··· Dataset records
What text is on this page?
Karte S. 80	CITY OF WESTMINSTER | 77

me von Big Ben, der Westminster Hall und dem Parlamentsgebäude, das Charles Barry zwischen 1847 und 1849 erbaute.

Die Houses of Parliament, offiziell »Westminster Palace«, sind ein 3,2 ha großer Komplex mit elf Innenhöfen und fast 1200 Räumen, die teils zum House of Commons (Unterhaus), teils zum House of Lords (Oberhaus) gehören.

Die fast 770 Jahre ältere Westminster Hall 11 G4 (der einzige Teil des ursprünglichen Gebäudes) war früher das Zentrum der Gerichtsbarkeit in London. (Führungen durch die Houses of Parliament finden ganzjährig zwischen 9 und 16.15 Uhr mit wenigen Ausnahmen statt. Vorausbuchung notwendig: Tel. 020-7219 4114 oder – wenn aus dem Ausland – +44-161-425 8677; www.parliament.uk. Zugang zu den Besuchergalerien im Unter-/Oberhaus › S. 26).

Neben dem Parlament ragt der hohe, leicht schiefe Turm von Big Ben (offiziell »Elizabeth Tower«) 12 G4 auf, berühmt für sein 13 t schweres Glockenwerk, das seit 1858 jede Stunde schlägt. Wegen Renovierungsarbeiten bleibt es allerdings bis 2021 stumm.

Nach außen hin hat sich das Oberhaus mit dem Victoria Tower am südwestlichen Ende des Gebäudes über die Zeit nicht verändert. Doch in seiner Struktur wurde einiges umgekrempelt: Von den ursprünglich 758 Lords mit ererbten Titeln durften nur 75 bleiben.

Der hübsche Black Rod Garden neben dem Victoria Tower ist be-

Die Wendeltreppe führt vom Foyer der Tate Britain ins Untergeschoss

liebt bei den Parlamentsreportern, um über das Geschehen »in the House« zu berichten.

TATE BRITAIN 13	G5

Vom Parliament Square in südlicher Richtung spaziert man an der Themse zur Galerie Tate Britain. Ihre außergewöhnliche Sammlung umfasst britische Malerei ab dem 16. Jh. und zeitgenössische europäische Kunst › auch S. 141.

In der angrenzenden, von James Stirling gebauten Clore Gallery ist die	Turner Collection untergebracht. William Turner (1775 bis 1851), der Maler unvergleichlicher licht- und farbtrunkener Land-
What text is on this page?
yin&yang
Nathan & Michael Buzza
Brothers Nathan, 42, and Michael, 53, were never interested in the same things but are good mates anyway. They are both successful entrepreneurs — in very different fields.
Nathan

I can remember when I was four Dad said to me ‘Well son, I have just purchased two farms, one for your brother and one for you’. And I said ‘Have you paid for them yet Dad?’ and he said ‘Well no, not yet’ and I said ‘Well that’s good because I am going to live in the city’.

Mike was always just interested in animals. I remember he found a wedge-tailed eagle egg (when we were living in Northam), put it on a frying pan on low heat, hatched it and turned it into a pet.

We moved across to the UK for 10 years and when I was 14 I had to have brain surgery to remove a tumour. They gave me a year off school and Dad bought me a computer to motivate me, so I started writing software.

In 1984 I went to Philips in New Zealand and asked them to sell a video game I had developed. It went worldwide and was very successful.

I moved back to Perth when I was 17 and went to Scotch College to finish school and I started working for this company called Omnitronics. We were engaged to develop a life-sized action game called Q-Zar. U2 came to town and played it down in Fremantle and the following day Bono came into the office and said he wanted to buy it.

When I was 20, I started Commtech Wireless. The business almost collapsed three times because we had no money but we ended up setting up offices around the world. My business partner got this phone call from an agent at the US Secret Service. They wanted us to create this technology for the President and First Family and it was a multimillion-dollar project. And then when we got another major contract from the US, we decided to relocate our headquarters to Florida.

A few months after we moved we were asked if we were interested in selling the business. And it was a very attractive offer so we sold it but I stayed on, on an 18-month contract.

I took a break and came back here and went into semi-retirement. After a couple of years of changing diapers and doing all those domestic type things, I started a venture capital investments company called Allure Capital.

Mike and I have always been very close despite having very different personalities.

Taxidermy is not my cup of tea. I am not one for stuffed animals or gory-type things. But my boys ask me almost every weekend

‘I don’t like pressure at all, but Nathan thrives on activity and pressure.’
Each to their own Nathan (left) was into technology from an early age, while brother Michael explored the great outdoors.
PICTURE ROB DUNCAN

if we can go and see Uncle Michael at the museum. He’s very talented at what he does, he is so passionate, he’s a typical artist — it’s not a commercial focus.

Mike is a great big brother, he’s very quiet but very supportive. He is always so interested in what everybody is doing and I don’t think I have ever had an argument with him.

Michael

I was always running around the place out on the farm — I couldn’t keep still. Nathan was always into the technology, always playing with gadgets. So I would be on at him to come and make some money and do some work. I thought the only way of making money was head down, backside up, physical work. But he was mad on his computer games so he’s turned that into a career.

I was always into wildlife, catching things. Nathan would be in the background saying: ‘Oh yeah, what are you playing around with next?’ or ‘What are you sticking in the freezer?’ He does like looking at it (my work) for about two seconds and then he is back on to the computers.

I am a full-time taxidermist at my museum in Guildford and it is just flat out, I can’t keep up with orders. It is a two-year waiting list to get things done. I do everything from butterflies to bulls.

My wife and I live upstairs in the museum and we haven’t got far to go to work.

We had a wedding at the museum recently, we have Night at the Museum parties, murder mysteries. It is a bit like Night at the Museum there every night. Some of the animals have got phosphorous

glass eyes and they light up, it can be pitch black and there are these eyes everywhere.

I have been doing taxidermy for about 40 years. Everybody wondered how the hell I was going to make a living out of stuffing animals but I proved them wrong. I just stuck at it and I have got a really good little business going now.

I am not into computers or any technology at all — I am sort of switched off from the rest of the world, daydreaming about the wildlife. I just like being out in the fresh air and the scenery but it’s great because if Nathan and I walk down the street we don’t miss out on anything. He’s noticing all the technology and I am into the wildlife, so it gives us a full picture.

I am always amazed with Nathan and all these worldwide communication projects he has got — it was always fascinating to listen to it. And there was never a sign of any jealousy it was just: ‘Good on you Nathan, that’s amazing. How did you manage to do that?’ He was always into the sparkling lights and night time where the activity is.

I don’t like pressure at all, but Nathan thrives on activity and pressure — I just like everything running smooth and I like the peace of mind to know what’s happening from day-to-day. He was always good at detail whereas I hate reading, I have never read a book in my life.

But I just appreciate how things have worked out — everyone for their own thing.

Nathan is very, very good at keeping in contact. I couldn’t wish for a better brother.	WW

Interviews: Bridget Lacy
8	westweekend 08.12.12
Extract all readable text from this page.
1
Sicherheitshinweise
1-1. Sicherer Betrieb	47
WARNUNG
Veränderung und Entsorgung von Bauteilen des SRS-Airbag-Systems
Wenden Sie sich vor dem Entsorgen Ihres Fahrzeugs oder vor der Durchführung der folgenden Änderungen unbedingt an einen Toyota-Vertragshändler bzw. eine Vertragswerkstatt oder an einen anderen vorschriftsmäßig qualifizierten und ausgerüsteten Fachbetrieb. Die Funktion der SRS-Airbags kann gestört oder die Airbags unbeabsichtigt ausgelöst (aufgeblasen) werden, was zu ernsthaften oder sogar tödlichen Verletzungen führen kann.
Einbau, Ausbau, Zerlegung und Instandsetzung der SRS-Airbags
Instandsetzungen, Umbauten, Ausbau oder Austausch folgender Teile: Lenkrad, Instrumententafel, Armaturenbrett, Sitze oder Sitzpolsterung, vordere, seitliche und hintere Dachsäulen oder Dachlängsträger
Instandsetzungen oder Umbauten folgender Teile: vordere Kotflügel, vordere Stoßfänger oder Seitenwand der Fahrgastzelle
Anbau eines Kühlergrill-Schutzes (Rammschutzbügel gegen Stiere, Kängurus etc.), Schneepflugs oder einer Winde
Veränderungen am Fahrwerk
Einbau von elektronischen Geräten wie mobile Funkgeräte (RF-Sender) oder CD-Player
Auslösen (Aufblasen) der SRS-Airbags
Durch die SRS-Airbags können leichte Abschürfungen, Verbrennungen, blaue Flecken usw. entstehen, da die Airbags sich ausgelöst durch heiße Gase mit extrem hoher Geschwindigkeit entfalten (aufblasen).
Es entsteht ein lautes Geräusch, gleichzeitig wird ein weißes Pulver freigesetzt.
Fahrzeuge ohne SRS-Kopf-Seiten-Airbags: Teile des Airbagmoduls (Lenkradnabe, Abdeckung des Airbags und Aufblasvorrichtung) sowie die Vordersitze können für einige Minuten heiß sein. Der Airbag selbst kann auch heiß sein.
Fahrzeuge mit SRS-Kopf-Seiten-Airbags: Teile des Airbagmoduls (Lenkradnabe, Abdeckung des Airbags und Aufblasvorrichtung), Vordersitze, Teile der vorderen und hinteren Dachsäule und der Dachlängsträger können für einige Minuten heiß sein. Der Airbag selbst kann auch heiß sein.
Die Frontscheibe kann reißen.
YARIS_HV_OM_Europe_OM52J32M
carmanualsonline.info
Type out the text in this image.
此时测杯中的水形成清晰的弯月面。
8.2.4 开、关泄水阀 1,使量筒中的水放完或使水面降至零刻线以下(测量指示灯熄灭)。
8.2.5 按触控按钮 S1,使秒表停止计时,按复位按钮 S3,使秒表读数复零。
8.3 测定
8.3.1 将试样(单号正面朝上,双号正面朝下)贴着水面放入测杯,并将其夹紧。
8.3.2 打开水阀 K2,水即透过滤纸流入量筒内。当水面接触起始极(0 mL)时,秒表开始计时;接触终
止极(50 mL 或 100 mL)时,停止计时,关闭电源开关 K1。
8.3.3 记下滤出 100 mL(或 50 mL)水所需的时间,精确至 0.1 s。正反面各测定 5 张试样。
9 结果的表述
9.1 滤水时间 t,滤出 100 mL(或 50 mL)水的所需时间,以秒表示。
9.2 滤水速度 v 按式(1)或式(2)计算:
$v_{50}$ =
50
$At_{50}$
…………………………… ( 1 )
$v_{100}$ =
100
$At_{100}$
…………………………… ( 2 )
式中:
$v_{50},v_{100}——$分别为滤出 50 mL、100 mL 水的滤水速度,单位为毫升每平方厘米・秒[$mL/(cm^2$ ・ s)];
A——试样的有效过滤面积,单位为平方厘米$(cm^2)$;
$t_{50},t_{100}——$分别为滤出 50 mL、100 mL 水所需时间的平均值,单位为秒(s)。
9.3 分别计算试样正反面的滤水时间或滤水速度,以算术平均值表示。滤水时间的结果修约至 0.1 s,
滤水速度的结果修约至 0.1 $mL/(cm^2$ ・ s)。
······
- [Set task]: Copy exactly the lines of the listing above, beginning at the line with "Type out the text in this image." and ending at its final line; write out nothing else.

- [Solution to this task]:
Type out the text in this image.
此时测杯中的水形成清晰的弯月面。
8.2.4 开、关泄水阀 1,使量筒中的水放完或使水面降至零刻线以下(测量指示灯熄灭)。
8.2.5 按触控按钮 S1,使秒表停止计时,按复位按钮 S3,使秒表读数复零。
8.3 测定
8.3.1 将试样(单号正面朝上,双号正面朝下)贴着水面放入测杯,并将其夹紧。
8.3.2 打开水阀 K2,水即透过滤纸流入量筒内。当水面接触起始极(0 mL)时,秒表开始计时;接触终
止极(50 mL 或 100 mL)时,停止计时,关闭电源开关 K1。
8.3.3 记下滤出 100 mL(或 50 mL)水所需的时间,精确至 0.1 s。正反面各测定 5 张试样。
9 结果的表述
9.1 滤水时间 t,滤出 100 mL(或 50 mL)水的所需时间,以秒表示。
9.2 滤水速度 v 按式(1)或式(2)计算:
$v_{50}$ =
50
$At_{50}$
…………………………… ( 1 )
$v_{100}$ =
100
$At_{100}$
…………………………… ( 2 )
式中:
$v_{50},v_{100}——$分别为滤出 50 mL、100 mL 水的滤水速度,单位为毫升每平方厘米・秒[$mL/(cm^2$ ・ s)];
A——试样的有效过滤面积,单位为平方厘米$(cm^2)$;
$t_{50},t_{100}——$分别为滤出 50 mL、100 mL 水所需时间的平均值,单位为秒(s)。
9.3 分别计算试样正反面的滤水时间或滤水速度,以算术平均值表示。滤水时间的结果修约至 0.1 s,
滤水速度的结果修约至 0.1 $mL/(cm^2$ ・ s)。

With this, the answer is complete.